[A run of records]
=======

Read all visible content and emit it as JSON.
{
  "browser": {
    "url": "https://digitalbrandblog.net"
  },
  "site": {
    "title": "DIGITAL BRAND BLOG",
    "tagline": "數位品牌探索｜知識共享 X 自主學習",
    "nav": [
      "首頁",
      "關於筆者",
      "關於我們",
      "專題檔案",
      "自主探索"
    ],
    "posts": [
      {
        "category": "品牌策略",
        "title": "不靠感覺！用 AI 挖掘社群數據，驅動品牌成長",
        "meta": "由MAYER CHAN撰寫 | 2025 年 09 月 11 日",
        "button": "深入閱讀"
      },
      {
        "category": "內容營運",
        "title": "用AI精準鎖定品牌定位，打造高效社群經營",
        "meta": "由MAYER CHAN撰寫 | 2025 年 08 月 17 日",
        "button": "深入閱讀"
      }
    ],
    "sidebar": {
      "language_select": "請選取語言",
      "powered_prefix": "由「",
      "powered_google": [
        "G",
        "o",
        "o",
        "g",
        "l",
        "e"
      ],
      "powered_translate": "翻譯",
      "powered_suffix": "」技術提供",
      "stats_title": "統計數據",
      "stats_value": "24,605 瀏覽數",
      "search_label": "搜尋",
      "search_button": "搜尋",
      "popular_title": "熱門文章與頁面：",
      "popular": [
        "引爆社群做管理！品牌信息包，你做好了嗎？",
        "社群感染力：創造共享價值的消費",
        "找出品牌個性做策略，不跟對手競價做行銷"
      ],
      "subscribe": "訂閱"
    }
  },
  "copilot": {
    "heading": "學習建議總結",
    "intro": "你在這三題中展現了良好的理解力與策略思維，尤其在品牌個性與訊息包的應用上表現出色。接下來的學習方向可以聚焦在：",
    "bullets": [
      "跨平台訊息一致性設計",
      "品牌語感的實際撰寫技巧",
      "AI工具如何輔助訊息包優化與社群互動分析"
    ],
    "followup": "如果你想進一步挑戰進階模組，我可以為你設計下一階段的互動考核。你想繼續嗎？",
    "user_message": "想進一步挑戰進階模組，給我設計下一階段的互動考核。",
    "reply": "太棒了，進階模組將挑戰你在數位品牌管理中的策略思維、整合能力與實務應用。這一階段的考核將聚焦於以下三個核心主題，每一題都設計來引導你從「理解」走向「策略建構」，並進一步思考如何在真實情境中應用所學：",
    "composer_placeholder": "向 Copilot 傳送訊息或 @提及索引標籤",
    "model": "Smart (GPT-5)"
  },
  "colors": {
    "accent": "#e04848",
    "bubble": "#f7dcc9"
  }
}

=======

WRITTEN PROBLEM: Give back all the data exactly as written.

SOLUTION TO THIS TASK:
Read all visible content and emit it as JSON.
{
  "browser": {
    "url": "https://digitalbrandblog.net"
  },
  "site": {
    "title": "DIGITAL BRAND BLOG",
    "tagline": "數位品牌探索｜知識共享 X 自主學習",
    "nav": [
      "首頁",
      "關於筆者",
      "關於我們",
      "專題檔案",
      "自主探索"
    ],
    "posts": [
      {
        "category": "品牌策略",
        "title": "不靠感覺！用 AI 挖掘社群數據，驅動品牌成長",
        "meta": "由MAYER CHAN撰寫 | 2025 年 09 月 11 日",
        "button": "深入閱讀"
      },
      {
        "category": "內容營運",
        "title": "用AI精準鎖定品牌定位，打造高效社群經營",
        "meta": "由MAYER CHAN撰寫 | 2025 年 08 月 17 日",
        "button": "深入閱讀"
      }
    ],
    "sidebar": {
      "language_select": "請選取語言",
      "powered_prefix": "由「",
      "powered_google": [
        "G",
        "o",
        "o",
        "g",
        "l",
        "e"
      ],
      "powered_translate": "翻譯",
      "powered_suffix": "」技術提供",
      "stats_title": "統計數據",
      "stats_value": "24,605 瀏覽數",
      "search_label": "搜尋",
      "search_button": "搜尋",
      "popular_title": "熱門文章與頁面：",
      "popular": [
        "引爆社群做管理！品牌信息包，你做好了嗎？",
        "社群感染力：創造共享價值的消費",
        "找出品牌個性做策略，不跟對手競價做行銷"
      ],
      "subscribe": "訂閱"
    }
  },
  "copilot": {
    "heading": "學習建議總結",
    "intro": "你在這三題中展現了良好的理解力與策略思維，尤其在品牌個性與訊息包的應用上表現出色。接下來的學習方向可以聚焦在：",
    "bullets": [
      "跨平台訊息一致性設計",
      "品牌語感的實際撰寫技巧",
      "AI工具如何輔助訊息包優化與社群互動分析"
    ],
    "followup": "如果你想進一步挑戰進階模組，我可以為你設計下一階段的互動考核。你想繼續嗎？",
    "user_message": "想進一步挑戰進階模組，給我設計下一階段的互動考核。",
    "reply": "太棒了，進階模組將挑戰你在數位品牌管理中的策略思維、整合能力與實務應用。這一階段的考核將聚焦於以下三個核心主題，每一題都設計來引導你從「理解」走向「策略建構」，並進一步思考如何在真實情境中應用所學：",
    "composer_placeholder": "向 Copilot 傳送訊息或 @提及索引標籤",
    "model": "Smart (GPT-5)"
  },
  "colors": {
    "accent": "#e04848",
    "bubble": "#f7dcc9"
  }
}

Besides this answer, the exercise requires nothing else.